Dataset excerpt
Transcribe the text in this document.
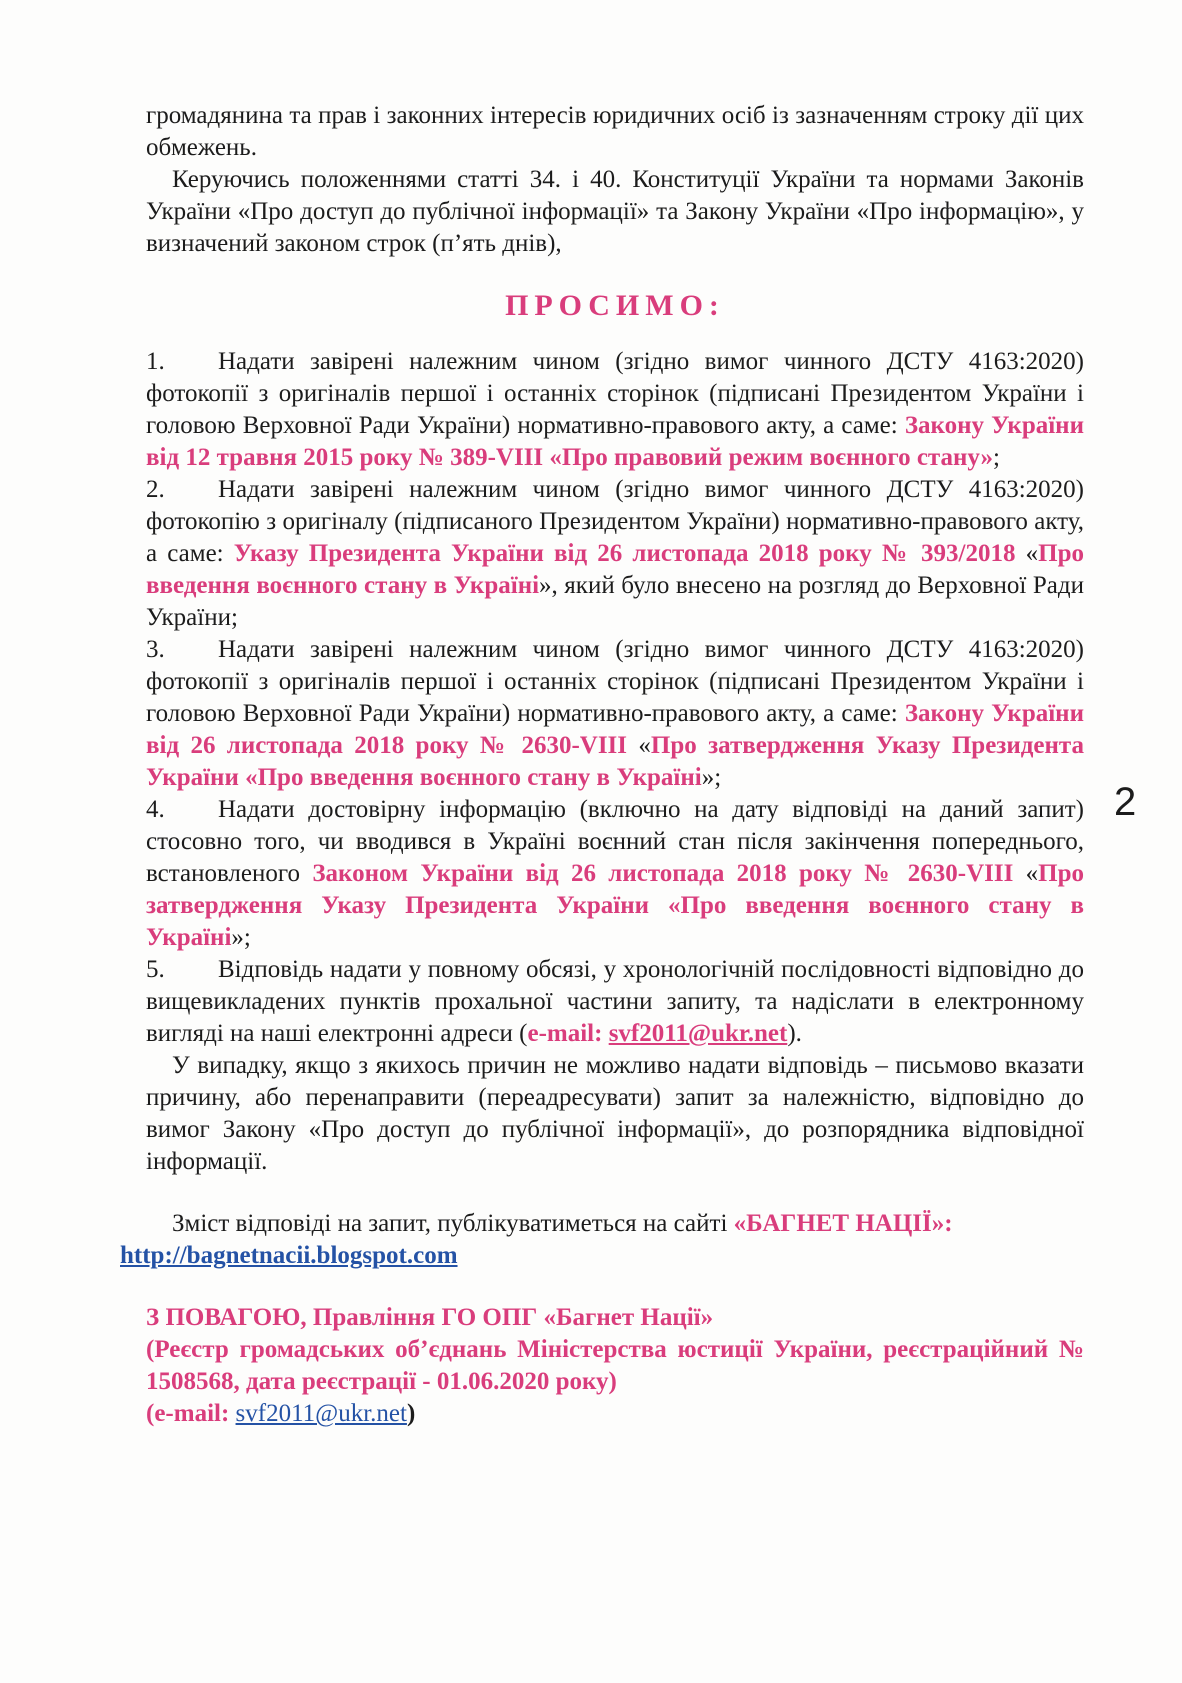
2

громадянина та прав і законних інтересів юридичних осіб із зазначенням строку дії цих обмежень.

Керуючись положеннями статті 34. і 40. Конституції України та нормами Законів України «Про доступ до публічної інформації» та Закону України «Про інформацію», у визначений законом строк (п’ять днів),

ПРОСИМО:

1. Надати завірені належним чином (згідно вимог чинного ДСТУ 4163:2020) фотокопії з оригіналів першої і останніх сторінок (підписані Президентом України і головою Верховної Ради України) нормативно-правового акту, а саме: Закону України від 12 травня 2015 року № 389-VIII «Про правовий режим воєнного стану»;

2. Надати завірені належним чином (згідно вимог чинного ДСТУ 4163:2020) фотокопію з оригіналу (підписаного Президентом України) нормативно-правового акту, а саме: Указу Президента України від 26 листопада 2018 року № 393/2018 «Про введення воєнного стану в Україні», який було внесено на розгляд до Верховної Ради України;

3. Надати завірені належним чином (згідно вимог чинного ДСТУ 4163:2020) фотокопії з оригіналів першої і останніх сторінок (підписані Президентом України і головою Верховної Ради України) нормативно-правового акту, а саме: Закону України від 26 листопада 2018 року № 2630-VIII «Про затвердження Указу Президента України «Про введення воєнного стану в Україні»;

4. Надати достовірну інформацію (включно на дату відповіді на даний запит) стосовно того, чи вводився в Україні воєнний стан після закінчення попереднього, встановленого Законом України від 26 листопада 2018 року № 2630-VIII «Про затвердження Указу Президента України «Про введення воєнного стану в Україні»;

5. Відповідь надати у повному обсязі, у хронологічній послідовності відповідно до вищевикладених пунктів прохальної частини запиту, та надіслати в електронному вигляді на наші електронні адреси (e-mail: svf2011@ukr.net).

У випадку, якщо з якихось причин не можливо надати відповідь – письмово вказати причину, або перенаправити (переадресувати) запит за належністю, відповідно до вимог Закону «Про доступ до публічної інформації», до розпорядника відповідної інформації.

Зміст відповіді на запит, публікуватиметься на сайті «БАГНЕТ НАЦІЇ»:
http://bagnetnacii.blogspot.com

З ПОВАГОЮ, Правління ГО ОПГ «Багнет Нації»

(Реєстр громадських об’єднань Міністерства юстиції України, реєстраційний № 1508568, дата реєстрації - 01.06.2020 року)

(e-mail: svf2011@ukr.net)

---

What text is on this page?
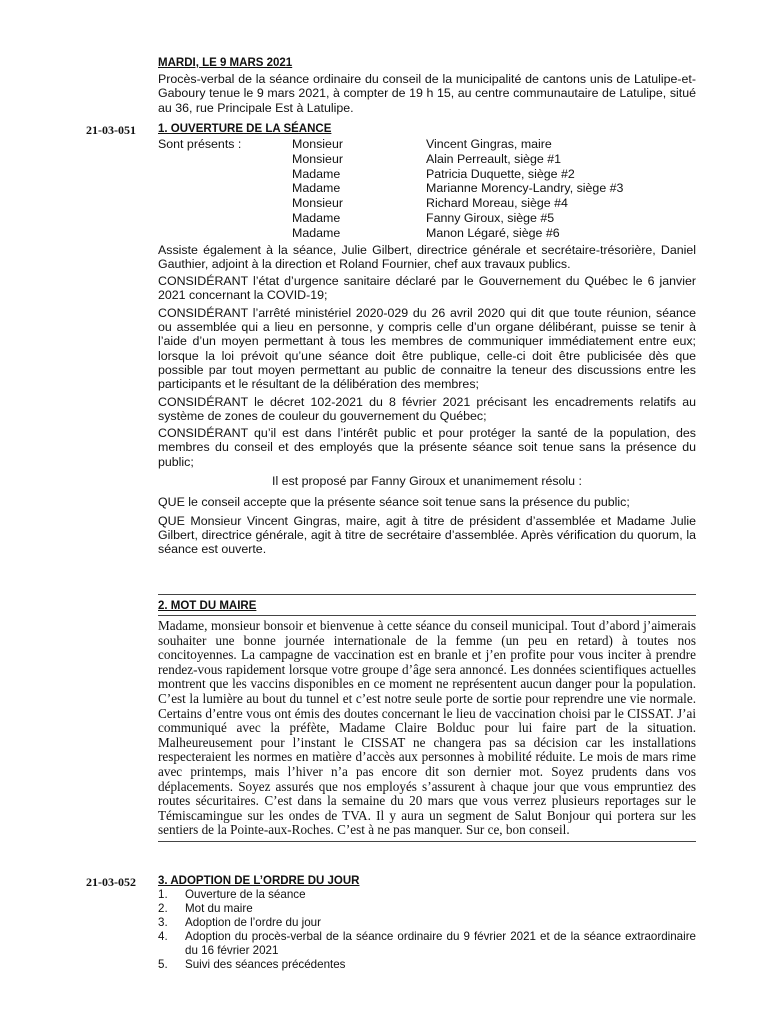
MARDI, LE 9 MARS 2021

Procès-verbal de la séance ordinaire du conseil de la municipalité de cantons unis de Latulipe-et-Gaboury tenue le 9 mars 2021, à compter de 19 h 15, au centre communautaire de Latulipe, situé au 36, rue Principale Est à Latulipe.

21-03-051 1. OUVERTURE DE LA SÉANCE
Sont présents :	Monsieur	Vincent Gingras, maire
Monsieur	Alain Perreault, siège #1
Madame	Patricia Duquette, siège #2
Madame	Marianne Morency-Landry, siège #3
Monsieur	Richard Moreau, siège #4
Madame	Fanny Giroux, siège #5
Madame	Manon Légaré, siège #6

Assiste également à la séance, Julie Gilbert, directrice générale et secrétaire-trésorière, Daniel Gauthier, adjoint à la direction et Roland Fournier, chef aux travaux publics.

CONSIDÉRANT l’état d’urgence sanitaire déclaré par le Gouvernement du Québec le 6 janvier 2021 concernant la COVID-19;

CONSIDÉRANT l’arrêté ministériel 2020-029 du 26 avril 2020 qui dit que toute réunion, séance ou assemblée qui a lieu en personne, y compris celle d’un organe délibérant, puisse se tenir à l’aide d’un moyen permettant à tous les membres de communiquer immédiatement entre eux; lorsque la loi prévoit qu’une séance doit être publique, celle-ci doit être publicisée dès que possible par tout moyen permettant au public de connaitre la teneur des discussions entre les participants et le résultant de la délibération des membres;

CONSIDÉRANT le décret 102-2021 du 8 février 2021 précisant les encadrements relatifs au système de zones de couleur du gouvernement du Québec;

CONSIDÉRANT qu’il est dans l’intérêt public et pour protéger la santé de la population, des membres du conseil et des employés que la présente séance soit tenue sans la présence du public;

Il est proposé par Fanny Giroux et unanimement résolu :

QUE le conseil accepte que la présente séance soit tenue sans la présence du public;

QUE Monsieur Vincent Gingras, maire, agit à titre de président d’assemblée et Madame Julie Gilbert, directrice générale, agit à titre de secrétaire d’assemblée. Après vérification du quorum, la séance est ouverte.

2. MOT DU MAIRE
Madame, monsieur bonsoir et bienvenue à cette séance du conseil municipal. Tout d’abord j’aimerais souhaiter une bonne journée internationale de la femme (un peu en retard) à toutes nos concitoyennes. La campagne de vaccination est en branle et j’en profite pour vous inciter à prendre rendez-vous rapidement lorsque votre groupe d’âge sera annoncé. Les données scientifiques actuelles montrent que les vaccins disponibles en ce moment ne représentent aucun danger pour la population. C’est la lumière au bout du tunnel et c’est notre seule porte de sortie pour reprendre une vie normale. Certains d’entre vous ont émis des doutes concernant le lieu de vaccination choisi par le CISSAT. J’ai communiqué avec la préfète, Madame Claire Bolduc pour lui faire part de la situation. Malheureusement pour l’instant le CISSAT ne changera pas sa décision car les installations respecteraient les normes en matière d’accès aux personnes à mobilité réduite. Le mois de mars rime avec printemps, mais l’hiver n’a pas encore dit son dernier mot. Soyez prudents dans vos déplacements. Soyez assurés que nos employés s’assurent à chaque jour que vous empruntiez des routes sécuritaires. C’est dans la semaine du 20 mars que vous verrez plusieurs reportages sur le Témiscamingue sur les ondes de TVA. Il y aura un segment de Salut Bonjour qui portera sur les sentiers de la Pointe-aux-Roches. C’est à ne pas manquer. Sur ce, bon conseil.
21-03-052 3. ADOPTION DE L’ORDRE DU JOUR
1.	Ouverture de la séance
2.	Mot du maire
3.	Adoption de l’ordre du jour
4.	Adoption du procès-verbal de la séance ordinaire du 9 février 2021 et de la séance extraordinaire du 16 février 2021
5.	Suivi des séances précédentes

- The exercise -
Find the word "secrétaire" and list each line it appears in.

- Result below -
Assiste également à la séance, Julie Gilbert, directrice générale et secrétaire-trésorière, Daniel Gauthier, adjoint à la direction et Roland Fournier, chef aux travaux publics.
QUE Monsieur Vincent Gingras, maire, agit à titre de président d’assemblée et Madame Julie Gilbert, directrice générale, agit à titre de secrétaire d’assemblée. Après vérification du quorum, la séance est ouverte.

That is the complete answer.